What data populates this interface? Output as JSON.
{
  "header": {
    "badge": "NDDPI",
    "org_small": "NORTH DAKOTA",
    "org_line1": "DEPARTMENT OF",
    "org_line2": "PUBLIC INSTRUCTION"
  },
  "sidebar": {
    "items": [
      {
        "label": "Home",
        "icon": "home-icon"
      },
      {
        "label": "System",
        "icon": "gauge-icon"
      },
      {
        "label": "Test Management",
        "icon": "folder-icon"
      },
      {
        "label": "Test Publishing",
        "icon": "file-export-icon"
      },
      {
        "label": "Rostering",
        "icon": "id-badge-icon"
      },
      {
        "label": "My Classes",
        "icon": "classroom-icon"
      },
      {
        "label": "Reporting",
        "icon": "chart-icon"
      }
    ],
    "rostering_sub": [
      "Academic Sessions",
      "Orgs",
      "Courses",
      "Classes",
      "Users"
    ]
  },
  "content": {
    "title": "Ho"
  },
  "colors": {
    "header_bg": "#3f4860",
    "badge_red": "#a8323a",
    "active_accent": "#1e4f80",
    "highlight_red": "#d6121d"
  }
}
========================================================================
◆ **Aim of the task**: Within the data above, pick out all lines holding the word "Test".

◆ **Final result**:
        "label": "Test Management",
        "label": "Test Publishing",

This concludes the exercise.